Stored data:

::::::

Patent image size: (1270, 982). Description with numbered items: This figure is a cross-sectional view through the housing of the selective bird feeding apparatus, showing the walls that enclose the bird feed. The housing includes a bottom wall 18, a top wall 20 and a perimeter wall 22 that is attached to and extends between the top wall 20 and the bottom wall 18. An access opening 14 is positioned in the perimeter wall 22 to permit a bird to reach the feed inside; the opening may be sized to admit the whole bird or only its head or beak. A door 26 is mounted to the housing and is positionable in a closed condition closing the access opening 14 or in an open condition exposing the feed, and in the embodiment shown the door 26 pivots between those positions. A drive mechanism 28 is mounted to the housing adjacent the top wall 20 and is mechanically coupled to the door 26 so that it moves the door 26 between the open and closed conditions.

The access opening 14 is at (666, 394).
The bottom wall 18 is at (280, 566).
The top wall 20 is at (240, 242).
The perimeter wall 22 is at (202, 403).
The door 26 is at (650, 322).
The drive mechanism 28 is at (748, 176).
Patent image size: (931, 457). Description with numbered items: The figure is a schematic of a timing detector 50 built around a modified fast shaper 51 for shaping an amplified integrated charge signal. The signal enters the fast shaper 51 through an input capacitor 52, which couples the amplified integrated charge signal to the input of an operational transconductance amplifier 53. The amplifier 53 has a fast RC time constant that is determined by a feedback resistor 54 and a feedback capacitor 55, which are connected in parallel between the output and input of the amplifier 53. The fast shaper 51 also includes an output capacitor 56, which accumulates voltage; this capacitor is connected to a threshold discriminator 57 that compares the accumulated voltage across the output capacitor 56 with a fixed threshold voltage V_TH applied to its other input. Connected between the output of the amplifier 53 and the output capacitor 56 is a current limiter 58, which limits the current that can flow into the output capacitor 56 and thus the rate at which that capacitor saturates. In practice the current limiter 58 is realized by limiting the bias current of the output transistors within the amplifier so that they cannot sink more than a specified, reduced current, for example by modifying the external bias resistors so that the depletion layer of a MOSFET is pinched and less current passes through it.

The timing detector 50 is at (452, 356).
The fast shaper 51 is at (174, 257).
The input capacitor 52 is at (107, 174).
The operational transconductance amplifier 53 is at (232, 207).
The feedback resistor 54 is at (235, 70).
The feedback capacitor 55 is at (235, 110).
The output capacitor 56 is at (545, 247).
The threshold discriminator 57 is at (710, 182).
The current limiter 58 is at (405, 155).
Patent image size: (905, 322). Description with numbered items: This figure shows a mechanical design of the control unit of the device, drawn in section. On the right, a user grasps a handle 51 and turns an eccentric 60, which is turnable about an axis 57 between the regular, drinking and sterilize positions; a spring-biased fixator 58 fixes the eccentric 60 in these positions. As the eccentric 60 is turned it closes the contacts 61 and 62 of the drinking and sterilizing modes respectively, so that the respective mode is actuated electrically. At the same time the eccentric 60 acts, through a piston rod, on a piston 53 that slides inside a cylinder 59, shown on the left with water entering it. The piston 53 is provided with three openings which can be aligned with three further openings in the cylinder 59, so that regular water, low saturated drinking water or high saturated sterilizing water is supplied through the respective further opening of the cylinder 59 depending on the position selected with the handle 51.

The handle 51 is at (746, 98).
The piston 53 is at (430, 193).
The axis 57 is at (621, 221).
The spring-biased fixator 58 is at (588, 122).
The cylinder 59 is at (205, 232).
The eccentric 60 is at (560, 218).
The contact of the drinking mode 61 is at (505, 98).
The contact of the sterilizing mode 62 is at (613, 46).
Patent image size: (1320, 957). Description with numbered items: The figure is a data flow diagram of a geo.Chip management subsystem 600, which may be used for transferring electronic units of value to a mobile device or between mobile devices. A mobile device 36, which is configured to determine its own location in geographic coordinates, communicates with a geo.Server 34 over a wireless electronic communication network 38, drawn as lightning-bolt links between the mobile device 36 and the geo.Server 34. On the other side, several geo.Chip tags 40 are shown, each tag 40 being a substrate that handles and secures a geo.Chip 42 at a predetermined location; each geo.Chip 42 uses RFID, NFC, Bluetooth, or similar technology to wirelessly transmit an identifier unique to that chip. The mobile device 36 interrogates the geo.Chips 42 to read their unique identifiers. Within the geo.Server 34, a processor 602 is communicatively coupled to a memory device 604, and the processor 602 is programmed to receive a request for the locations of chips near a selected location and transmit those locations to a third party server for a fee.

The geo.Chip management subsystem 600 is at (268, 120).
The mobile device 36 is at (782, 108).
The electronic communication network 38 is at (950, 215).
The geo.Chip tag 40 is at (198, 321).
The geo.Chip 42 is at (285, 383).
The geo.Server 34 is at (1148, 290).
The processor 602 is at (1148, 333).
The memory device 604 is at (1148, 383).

::::::

Give the records above as a two-column CSV with the header row description,positions. Make one row per record, with its text under description and its answer under positions, each in a single quoted field with line breaks replaced by spaces.

description,positions
"Patent image size: (1270, 982). Description with numbered items: This figure is a cross-sectional view through the housing of the selective bird feeding apparatus, showing the walls that enclose the bird feed. The housing includes a bottom wall 18, a top wall 20 and a perimeter wall 22 that is attached to and extends between the top wall 20 and the bottom wall 18. An access opening 14 is positioned in the perimeter wall 22 to permit a bird to reach the feed inside; the opening may be sized to admit the whole bird or only its head or beak. A door 26 is mounted to the housing and is positionable in a closed condition closing the access opening 14 or in an open condition exposing the feed, and in the embodiment shown the door 26 pivots between those positions. A drive mechanism 28 is mounted to the housing adjacent the top wall 20 and is mechanically coupled to the door 26 so that it moves the door 26 between the open and closed conditions.","The access opening 14 is at (666, 394). The bottom wall 18 is at (280, 566). The top wall 20 is at (240, 242). The perimeter wall 22 is at (202, 403). The door 26 is at (650, 322). The drive mechanism 28 is at (748, 176)."
"Patent image size: (931, 457). Description with numbered items: The figure is a schematic of a timing detector 50 built around a modified fast shaper 51 for shaping an amplified integrated charge signal. The signal enters the fast shaper 51 through an input capacitor 52, which couples the amplified integrated charge signal to the input of an operational transconductance amplifier 53. The amplifier 53 has a fast RC time constant that is determined by a feedback resistor 54 and a feedback capacitor 55, which are connected in parallel between the output and input of the amplifier 53. The fast shaper 51 also includes an output capacitor 56, which accumulates voltage; this capacitor is connected to a threshold discriminator 57 that compares the accumulated voltage across the output capacitor 56 with a fixed threshold voltage V_TH applied to its other input. Connected between the output of the amplifier 53 and the output capacitor 56 is a current limiter 58, which limits the current that can flow into the output capacitor 56 and thus the rate at which that capacitor saturates. In practice the current limiter 58 is realized by limiting the bias current of the output transistors within the amplifier so that they cannot sink more than a specified, reduced current, for example by modifying the external bias resistors so that the depletion layer of a MOSFET is pinched and less current passes through it.","The timing detector 50 is at (452, 356). The fast shaper 51 is at (174, 257). The input capacitor 52 is at (107, 174). The operational transconductance amplifier 53 is at (232, 207). The feedback resistor 54 is at (235, 70). The feedback capacitor 55 is at (235, 110). The output capacitor 56 is at (545, 247). The threshold discriminator 57 is at (710, 182). The current limiter 58 is at (405, 155)."
"Patent image size: (905, 322). Description with numbered items: This figure shows a mechanical design of the control unit of the device, drawn in section. On the right, a user grasps a handle 51 and turns an eccentric 60, which is turnable about an axis 57 between the regular, drinking and sterilize positions; a spring-biased fixator 58 fixes the eccentric 60 in these positions. As the eccentric 60 is turned it closes the contacts 61 and 62 of the drinking and sterilizing modes respectively, so that the respective mode is actuated electrically. At the same time the eccentric 60 acts, through a piston rod, on a piston 53 that slides inside a cylinder 59, shown on the left with water entering it. The piston 53 is provided with three openings which can be aligned with three further openings in the cylinder 59, so that regular water, low saturated drinking water or high saturated sterilizing water is supplied through the respective further opening of the cylinder 59 depending on the position selected with the handle 51.","The handle 51 is at (746, 98). The piston 53 is at (430, 193). The axis 57 is at (621, 221). The spring-biased fixator 58 is at (588, 122). The cylinder 59 is at (205, 232). The eccentric 60 is at (560, 218). The contact of the drinking mode 61 is at (505, 98). The contact of the sterilizing mode 62 is at (613, 46)."
"Patent image size: (1320, 957). Description with numbered items: The figure is a data flow diagram of a geo.Chip management subsystem 600, which may be used for transferring electronic units of value to a mobile device or between mobile devices. A mobile device 36, which is configured to determine its own location in geographic coordinates, communicates with a geo.Server 34 over a wireless electronic communication network 38, drawn as lightning-bolt links between the mobile device 36 and the geo.Server 34. On the other side, several geo.Chip tags 40 are shown, each tag 40 being a substrate that handles and secures a geo.Chip 42 at a predetermined location; each geo.Chip 42 uses RFID, NFC, Bluetooth, or similar technology to wirelessly transmit an identifier unique to that chip. The mobile device 36 interrogates the geo.Chips 42 to read their unique identifiers. Within the geo.Server 34, a processor 602 is communicatively coupled to a memory device 604, and the processor 602 is programmed to receive a request for the locations of chips near a selected location and transmit those locations to a third party server for a fee.","The geo.Chip management subsystem 600 is at (268, 120). The mobile device 36 is at (782, 108). The electronic communication network 38 is at (950, 215). The geo.Chip tag 40 is at (198, 321). The geo.Chip 42 is at (285, 383). The geo.Server 34 is at (1148, 290). The processor 602 is at (1148, 333). The memory device 604 is at (1148, 383)."